TASK PROMPT:
Write the data out again in full, with no departure from the original.

Figure collection entries
* * * * * * *

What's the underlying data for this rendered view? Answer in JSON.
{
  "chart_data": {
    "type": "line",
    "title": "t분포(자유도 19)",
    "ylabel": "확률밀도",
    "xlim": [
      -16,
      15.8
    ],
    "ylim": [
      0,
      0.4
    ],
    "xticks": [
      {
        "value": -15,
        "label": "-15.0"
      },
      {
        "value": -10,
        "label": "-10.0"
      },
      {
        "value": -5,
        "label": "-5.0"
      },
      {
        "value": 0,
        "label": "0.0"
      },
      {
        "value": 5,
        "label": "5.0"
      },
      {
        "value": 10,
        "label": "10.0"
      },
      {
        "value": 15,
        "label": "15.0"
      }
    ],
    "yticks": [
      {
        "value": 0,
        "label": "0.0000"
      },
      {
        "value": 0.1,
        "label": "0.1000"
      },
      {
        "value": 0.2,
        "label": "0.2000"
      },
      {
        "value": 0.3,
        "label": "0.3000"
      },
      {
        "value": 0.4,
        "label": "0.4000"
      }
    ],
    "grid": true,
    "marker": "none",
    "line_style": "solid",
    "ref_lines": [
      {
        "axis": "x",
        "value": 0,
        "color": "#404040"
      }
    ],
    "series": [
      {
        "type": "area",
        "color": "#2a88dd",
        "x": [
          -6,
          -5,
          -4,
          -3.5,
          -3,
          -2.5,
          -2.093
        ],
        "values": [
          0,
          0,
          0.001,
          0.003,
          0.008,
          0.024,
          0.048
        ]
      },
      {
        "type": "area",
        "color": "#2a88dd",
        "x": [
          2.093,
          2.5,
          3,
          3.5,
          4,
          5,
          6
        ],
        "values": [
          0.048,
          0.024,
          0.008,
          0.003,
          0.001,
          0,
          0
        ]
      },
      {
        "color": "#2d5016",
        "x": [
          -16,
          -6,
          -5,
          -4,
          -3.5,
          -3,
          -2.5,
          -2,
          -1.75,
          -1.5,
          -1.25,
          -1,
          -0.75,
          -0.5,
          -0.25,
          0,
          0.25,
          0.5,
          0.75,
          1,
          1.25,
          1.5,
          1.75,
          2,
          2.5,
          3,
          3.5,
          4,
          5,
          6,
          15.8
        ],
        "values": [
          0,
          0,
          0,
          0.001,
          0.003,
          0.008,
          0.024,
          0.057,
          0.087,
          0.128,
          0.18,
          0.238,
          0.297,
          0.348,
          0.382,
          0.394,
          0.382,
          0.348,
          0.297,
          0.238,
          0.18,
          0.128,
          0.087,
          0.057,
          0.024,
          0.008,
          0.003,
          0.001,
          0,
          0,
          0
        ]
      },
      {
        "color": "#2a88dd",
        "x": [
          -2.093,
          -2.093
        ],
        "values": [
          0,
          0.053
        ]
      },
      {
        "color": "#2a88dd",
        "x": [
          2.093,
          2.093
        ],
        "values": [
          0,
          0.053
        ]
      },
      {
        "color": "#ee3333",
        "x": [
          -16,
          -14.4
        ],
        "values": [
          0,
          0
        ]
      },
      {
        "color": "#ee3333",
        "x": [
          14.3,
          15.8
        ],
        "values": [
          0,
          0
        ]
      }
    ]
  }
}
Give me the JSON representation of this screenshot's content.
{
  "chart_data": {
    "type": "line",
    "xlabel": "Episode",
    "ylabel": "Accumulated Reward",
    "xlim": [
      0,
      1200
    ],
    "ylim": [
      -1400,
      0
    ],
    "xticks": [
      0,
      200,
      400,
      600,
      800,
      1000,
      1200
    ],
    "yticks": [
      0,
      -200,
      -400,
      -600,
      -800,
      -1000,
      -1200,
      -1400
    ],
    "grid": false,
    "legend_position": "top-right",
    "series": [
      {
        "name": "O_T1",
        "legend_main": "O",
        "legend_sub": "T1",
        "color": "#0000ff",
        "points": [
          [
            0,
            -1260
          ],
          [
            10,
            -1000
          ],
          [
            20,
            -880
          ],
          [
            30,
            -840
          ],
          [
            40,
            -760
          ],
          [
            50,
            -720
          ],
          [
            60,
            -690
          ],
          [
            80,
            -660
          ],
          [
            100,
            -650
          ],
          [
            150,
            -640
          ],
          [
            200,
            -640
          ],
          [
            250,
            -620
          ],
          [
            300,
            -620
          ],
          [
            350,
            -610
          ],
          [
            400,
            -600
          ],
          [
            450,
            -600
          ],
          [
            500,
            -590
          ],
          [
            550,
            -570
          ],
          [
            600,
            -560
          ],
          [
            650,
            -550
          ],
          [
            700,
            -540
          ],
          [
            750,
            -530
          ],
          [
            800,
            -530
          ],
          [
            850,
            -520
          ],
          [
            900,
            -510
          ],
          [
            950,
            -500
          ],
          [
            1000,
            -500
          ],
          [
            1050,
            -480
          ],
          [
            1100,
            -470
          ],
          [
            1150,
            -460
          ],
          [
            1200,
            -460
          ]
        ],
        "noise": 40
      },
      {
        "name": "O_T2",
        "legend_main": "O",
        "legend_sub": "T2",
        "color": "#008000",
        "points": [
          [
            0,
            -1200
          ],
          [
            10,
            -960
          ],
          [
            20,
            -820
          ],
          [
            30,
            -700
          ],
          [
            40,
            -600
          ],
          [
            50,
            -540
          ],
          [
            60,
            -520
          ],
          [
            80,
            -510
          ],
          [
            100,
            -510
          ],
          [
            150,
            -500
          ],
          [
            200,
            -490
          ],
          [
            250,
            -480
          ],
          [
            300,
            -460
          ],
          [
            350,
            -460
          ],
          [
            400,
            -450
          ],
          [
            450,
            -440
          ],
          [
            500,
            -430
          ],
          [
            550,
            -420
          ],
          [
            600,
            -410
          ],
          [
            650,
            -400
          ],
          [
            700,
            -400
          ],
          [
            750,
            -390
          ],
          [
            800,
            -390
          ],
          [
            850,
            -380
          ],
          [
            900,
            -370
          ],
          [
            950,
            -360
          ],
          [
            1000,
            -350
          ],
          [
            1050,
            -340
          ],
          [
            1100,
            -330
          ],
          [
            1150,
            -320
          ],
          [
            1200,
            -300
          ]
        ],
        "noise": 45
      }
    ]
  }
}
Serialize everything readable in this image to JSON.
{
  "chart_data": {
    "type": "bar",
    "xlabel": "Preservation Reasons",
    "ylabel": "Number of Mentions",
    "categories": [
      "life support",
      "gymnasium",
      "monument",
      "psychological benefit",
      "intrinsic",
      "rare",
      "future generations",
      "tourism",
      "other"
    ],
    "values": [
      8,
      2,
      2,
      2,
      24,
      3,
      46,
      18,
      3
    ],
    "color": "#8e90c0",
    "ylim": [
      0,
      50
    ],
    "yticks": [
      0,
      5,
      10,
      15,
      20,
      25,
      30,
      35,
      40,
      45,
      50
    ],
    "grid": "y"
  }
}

* * * * * * *

SOLUTION TO THE PROBLEM:
What's the underlying data for this rendered view? Answer in JSON.
{
  "chart_data": {
    "type": "line",
    "title": "t분포(자유도 19)",
    "ylabel": "확률밀도",
    "xlim": [
      -16,
      15.8
    ],
    "ylim": [
      0,
      0.4
    ],
    "xticks": [
      {
        "value": -15,
        "label": "-15.0"
      },
      {
        "value": -10,
        "label": "-10.0"
      },
      {
        "value": -5,
        "label": "-5.0"
      },
      {
        "value": 0,
        "label": "0.0"
      },
      {
        "value": 5,
        "label": "5.0"
      },
      {
        "value": 10,
        "label": "10.0"
      },
      {
        "value": 15,
        "label": "15.0"
      }
    ],
    "yticks": [
      {
        "value": 0,
        "label": "0.0000"
      },
      {
        "value": 0.1,
        "label": "0.1000"
      },
      {
        "value": 0.2,
        "label": "0.2000"
      },
      {
        "value": 0.3,
        "label": "0.3000"
      },
      {
        "value": 0.4,
        "label": "0.4000"
      }
    ],
    "grid": true,
    "marker": "none",
    "line_style": "solid",
    "ref_lines": [
      {
        "axis": "x",
        "value": 0,
        "color": "#404040"
      }
    ],
    "series": [
      {
        "type": "area",
        "color": "#2a88dd",
        "x": [
          -6,
          -5,
          -4,
          -3.5,
          -3,
          -2.5,
          -2.093
        ],
        "values": [
          0,
          0,
          0.001,
          0.003,
          0.008,
          0.024,
          0.048
        ]
      },
      {
        "type": "area",
        "color": "#2a88dd",
        "x": [
          2.093,
          2.5,
          3,
          3.5,
          4,
          5,
          6
        ],
        "values": [
          0.048,
          0.024,
          0.008,
          0.003,
          0.001,
          0,
          0
        ]
      },
      {
        "color": "#2d5016",
        "x": [
          -16,
          -6,
          -5,
          -4,
          -3.5,
          -3,
          -2.5,
          -2,
          -1.75,
          -1.5,
          -1.25,
          -1,
          -0.75,
          -0.5,
          -0.25,
          0,
          0.25,
          0.5,
          0.75,
          1,
          1.25,
          1.5,
          1.75,
          2,
          2.5,
          3,
          3.5,
          4,
          5,
          6,
          15.8
        ],
        "values": [
          0,
          0,
          0,
          0.001,
          0.003,
          0.008,
          0.024,
          0.057,
          0.087,
          0.128,
          0.18,
          0.238,
          0.297,
          0.348,
          0.382,
          0.394,
          0.382,
          0.348,
          0.297,
          0.238,
          0.18,
          0.128,
          0.087,
          0.057,
          0.024,
          0.008,
          0.003,
          0.001,
          0,
          0,
          0
        ]
      },
      {
        "color": "#2a88dd",
        "x": [
          -2.093,
          -2.093
        ],
        "values": [
          0,
          0.053
        ]
      },
      {
        "color": "#2a88dd",
        "x": [
          2.093,
          2.093
        ],
        "values": [
          0,
          0.053
        ]
      },
      {
        "color": "#ee3333",
        "x": [
          -16,
          -14.4
        ],
        "values": [
          0,
          0
        ]
      },
      {
        "color": "#ee3333",
        "x": [
          14.3,
          15.8
        ],
        "values": [
          0,
          0
        ]
      }
    ]
  }
}
Give me the JSON representation of this screenshot's content.
{
  "chart_data": {
    "type": "line",
    "xlabel": "Episode",
    "ylabel": "Accumulated Reward",
    "xlim": [
      0,
      1200
    ],
    "ylim": [
      -1400,
      0
    ],
    "xticks": [
      0,
      200,
      400,
      600,
      800,
      1000,
      1200
    ],
    "yticks": [
      0,
      -200,
      -400,
      -600,
      -800,
      -1000,
      -1200,
      -1400
    ],
    "grid": false,
    "legend_position": "top-right",
    "series": [
      {
        "name": "O_T1",
        "legend_main": "O",
        "legend_sub": "T1",
        "color": "#0000ff",
        "points": [
          [
            0,
            -1260
          ],
          [
            10,
            -1000
          ],
          [
            20,
            -880
          ],
          [
            30,
            -840
          ],
          [
            40,
            -760
          ],
          [
            50,
            -720
          ],
          [
            60,
            -690
          ],
          [
            80,
            -660
          ],
          [
            100,
            -650
          ],
          [
            150,
            -640
          ],
          [
            200,
            -640
          ],
          [
            250,
            -620
          ],
          [
            300,
            -620
          ],
          [
            350,
            -610
          ],
          [
            400,
            -600
          ],
          [
            450,
            -600
          ],
          [
            500,
            -590
          ],
          [
            550,
            -570
          ],
          [
            600,
            -560
          ],
          [
            650,
            -550
          ],
          [
            700,
            -540
          ],
          [
            750,
            -530
          ],
          [
            800,
            -530
          ],
          [
            850,
            -520
          ],
          [
            900,
            -510
          ],
          [
            950,
            -500
          ],
          [
            1000,
            -500
          ],
          [
            1050,
            -480
          ],
          [
            1100,
            -470
          ],
          [
            1150,
            -460
          ],
          [
            1200,
            -460
          ]
        ],
        "noise": 40
      },
      {
        "name": "O_T2",
        "legend_main": "O",
        "legend_sub": "T2",
        "color": "#008000",
        "points": [
          [
            0,
            -1200
          ],
          [
            10,
            -960
          ],
          [
            20,
            -820
          ],
          [
            30,
            -700
          ],
          [
            40,
            -600
          ],
          [
            50,
            -540
          ],
          [
            60,
            -520
          ],
          [
            80,
            -510
          ],
          [
            100,
            -510
          ],
          [
            150,
            -500
          ],
          [
            200,
            -490
          ],
          [
            250,
            -480
          ],
          [
            300,
            -460
          ],
          [
            350,
            -460
          ],
          [
            400,
            -450
          ],
          [
            450,
            -440
          ],
          [
            500,
            -430
          ],
          [
            550,
            -420
          ],
          [
            600,
            -410
          ],
          [
            650,
            -400
          ],
          [
            700,
            -400
          ],
          [
            750,
            -390
          ],
          [
            800,
            -390
          ],
          [
            850,
            -380
          ],
          [
            900,
            -370
          ],
          [
            950,
            -360
          ],
          [
            1000,
            -350
          ],
          [
            1050,
            -340
          ],
          [
            1100,
            -330
          ],
          [
            1150,
            -320
          ],
          [
            1200,
            -300
          ]
        ],
        "noise": 45
      }
    ]
  }
}
Serialize everything readable in this image to JSON.
{
  "chart_data": {
    "type": "bar",
    "xlabel": "Preservation Reasons",
    "ylabel": "Number of Mentions",
    "categories": [
      "life support",
      "gymnasium",
      "monument",
      "psychological benefit",
      "intrinsic",
      "rare",
      "future generations",
      "tourism",
      "other"
    ],
    "values": [
      8,
      2,
      2,
      2,
      24,
      3,
      46,
      18,
      3
    ],
    "color": "#8e90c0",
    "ylim": [
      0,
      50
    ],
    "yticks": [
      0,
      5,
      10,
      15,
      20,
      25,
      30,
      35,
      40,
      45,
      50
    ],
    "grid": "y"
  }
}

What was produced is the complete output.